WHAT IS BEING ASKED → Transcribe the passage on anarchism and education word for word, everything from "We must learn to think" down to "mother of order.".

PROVIDED TEXT →
§

We must learn to think differently about government and authority, for as long as we act as we do today, there will be intolerance, persecution, and oppression, even when organised government is abolished. We must learn to respect the humanity of our fellow man, not to invade him or coerce him, to consider his liberty as sacred as our own; to respect his freedom and his personality, to foreswear compulsion in any form: to understand that the cure for the evils of liberty is more liberty, that liberty is the mother of order.

And furthermore we must learn that equality means equal opportunity, that monopoly is the denial of it, and that only brotherhood secures equality. We can learn this only by freeing ourselves from the false idea of capitalism and property, of mine and thine, of the narrow conception of ownership.54

For all these anarchists, education meant demystifying power and authority and fostering autonomy. However, it did not mean schooling. Indeed, nineteenth- and early twentieth-century anarchists believed that schools served a crude ideological function. The Chicago anarchist Oscar Neebe remembered that his schooling had been designed to reinforce Church authority. He wrote: ‘I was educated in the protestant religion and was taught to hate those who believed in another form or way concerning a God; my religion I was told was the only, the best.’55 His comrade Adolph Fischer wrote at greater length about the politics of schooling:

It happened during the last year of my school days that our tutor of historical science one day chanced to refer to socialism, which movement was at that time beginning to flourish in Germany, and which he told us meant ‘division of property’. I am inclined to believe now that it was a general instruction given by the government to the patriotic pedagogues to periodically describe to their elder pupils socialism as a most horrible thing. It is, as is well known, a customary policy on the part of the respective monarchial governments of the old world to prejudice the undeveloped minds of the youth against everything which is disagreeable to the despots through the medium of the school teachers. For instance, I remember quite distinctly that before the outbreak and during the Franco-German war we were made to believe by our teachers that every Frenchman was at least a scoundrel, if not a criminal. On the other hand, the kings were praised as the representative of God, and obedience and loyalty to them was described as the highest virtues.56

Since the nineteenth century anarchists have consistently argued that the possibilities for education have been severely constrained by the institutions and practices that have been adopted ostensibly to advance learning. Anarchists have offered various explanations for this divergence. They have also responded differently to the challenges that schooling and education pose for anarchist cultural change. Yet while some anarchists have argued that socialization sits as uneasily as schooling with principles of self-mastery, these discussions and debates point to a critical anarchist model of education.

§

INFORMATION GIVEN →
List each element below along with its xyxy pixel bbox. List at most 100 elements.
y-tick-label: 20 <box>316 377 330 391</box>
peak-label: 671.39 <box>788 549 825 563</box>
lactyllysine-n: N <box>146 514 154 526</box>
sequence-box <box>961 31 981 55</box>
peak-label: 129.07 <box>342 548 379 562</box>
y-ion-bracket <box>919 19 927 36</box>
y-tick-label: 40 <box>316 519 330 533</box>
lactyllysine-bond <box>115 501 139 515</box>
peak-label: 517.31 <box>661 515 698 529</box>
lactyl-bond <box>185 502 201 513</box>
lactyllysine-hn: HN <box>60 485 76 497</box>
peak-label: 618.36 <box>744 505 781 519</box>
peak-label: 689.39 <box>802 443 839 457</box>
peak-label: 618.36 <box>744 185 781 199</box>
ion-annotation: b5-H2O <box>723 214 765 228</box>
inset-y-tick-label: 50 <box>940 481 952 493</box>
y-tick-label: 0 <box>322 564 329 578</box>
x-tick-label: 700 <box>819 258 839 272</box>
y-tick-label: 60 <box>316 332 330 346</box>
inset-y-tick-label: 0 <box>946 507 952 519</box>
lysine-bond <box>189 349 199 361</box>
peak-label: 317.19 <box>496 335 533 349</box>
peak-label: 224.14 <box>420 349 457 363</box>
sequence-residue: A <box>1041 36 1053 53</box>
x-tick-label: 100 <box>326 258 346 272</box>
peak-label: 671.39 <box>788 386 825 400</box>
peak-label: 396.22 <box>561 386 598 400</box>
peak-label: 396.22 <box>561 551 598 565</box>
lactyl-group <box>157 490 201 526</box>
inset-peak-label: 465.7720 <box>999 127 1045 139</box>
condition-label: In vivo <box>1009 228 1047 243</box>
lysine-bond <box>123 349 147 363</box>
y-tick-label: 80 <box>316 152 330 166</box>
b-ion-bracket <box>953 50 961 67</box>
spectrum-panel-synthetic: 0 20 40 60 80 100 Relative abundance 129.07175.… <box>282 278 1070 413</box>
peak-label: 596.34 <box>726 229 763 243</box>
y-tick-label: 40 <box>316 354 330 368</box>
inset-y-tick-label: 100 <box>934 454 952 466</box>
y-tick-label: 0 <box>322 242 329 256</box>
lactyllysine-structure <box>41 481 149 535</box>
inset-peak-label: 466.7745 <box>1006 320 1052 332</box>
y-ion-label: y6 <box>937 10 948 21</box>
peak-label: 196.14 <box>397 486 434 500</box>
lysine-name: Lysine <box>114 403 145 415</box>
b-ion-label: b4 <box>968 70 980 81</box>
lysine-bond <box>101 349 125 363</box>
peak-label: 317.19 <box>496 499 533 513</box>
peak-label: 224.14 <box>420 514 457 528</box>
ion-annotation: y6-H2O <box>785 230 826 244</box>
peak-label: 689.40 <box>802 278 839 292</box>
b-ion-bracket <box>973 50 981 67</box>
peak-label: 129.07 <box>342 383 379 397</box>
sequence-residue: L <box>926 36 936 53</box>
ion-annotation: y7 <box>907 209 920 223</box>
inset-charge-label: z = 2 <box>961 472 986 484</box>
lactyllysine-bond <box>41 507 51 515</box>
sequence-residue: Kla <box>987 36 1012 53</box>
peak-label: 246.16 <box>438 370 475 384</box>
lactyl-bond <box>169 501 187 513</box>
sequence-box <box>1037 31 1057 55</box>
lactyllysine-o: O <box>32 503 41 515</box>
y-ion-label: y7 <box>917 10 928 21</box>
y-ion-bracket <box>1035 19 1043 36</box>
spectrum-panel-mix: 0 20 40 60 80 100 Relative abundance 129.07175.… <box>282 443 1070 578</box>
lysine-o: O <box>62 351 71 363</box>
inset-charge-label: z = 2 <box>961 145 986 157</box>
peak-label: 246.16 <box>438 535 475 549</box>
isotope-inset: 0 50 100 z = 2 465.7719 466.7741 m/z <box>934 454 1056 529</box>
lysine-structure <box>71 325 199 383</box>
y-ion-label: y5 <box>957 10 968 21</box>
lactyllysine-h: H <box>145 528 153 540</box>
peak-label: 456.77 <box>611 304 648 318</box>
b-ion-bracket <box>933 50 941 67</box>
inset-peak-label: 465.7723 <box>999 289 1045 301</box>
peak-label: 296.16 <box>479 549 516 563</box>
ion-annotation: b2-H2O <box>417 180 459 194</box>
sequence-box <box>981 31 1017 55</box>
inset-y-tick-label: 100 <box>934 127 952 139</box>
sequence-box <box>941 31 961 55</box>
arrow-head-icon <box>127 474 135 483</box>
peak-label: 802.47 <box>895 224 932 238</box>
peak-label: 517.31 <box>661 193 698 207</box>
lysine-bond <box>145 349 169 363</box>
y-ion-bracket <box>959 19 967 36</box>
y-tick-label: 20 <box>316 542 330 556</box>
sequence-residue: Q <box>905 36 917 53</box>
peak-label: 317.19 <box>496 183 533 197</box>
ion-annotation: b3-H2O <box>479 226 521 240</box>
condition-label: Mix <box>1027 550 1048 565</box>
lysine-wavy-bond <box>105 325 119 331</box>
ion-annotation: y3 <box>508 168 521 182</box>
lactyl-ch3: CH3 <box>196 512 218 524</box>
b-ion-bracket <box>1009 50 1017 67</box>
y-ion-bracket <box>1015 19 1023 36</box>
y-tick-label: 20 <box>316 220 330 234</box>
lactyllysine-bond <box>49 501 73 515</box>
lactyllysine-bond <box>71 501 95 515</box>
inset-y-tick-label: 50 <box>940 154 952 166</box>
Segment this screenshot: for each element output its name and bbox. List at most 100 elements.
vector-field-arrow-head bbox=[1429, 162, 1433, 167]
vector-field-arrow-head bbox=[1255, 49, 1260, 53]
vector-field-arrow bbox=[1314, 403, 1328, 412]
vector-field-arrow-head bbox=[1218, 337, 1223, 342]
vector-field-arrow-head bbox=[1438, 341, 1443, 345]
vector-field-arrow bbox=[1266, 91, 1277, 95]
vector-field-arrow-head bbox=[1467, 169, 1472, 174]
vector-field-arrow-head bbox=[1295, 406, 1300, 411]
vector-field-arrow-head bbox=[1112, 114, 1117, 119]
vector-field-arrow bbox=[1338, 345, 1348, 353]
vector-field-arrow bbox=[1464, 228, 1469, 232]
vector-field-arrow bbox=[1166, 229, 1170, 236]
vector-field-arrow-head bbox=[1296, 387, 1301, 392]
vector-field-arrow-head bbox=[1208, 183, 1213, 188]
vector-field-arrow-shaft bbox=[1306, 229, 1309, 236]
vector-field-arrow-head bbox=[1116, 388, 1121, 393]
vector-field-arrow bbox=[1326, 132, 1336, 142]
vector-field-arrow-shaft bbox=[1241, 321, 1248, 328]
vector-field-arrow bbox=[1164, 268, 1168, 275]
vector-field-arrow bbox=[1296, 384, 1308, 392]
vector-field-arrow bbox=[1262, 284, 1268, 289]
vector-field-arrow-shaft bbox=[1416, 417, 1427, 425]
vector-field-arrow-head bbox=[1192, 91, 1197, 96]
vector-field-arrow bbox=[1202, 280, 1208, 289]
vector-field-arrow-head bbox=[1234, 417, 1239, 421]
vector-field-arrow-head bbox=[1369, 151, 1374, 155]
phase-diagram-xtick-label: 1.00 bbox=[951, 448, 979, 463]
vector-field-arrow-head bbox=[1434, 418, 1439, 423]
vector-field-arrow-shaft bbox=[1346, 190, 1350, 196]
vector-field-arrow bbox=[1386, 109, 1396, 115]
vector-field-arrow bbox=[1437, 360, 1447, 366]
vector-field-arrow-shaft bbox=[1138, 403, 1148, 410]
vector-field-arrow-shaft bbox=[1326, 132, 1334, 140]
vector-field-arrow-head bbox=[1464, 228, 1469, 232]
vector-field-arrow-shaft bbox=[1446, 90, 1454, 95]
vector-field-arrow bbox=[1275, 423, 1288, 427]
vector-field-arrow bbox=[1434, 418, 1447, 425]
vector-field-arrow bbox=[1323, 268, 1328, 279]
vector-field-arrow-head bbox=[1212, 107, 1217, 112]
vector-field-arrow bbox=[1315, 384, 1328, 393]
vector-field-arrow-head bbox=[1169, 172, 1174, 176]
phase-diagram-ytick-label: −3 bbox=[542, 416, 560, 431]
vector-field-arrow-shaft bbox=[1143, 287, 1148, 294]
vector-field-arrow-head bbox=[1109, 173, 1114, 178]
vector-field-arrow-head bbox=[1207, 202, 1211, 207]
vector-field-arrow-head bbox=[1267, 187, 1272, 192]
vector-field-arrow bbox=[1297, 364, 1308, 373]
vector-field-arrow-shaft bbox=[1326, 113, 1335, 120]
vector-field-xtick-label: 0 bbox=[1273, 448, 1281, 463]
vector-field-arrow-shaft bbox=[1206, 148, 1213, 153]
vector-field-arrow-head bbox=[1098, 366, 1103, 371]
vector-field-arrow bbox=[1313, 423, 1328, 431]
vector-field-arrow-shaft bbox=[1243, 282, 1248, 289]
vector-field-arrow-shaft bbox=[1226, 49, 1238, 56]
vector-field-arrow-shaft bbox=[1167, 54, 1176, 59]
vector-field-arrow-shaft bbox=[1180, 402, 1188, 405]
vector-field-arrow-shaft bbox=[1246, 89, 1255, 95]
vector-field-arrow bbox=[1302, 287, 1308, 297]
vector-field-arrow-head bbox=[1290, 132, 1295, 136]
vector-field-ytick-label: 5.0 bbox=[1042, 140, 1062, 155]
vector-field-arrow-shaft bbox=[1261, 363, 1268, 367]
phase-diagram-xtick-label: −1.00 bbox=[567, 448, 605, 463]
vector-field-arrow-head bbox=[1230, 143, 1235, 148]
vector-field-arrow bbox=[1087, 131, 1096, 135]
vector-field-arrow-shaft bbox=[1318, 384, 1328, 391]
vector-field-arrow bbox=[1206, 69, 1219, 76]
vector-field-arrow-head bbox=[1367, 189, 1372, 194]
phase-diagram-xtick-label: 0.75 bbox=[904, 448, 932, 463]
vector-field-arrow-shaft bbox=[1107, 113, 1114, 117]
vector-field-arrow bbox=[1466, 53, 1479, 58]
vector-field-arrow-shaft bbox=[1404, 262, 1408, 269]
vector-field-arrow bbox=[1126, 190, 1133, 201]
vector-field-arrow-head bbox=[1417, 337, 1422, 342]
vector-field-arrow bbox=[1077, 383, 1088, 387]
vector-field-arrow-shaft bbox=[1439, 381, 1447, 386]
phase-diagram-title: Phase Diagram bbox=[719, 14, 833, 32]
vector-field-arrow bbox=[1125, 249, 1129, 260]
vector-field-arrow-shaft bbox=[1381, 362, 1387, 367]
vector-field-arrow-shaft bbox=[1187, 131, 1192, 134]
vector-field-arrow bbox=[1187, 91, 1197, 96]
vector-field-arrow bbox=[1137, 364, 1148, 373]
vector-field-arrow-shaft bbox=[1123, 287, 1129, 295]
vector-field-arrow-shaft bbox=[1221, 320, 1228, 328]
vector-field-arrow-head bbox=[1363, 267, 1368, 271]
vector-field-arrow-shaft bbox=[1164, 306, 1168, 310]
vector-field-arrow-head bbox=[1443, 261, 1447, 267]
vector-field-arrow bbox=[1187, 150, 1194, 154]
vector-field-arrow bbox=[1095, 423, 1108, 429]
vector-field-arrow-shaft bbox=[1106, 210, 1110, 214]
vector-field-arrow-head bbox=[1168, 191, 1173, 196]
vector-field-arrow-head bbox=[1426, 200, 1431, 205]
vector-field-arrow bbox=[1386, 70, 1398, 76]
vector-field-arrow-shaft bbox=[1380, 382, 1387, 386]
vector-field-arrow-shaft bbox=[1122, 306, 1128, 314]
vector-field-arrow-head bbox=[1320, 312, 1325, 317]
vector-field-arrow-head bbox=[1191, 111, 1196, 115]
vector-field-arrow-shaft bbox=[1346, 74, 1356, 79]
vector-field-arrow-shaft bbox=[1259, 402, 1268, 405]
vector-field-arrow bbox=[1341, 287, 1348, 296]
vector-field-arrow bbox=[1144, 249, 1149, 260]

§

TASK RESULT →
We must learn to think differently about government and authority, for as long as we act as we do today, there will be intolerance, persecution, and oppression, even when organised government is abolished. We must learn to respect the humanity of our fellow man, not to invade him or coerce him, to consider his liberty as sacred as our own; to respect his freedom and his personality, to foreswear compulsion in any form: to understand that the cure for the evils of liberty is more liberty, that liberty is the mother of order.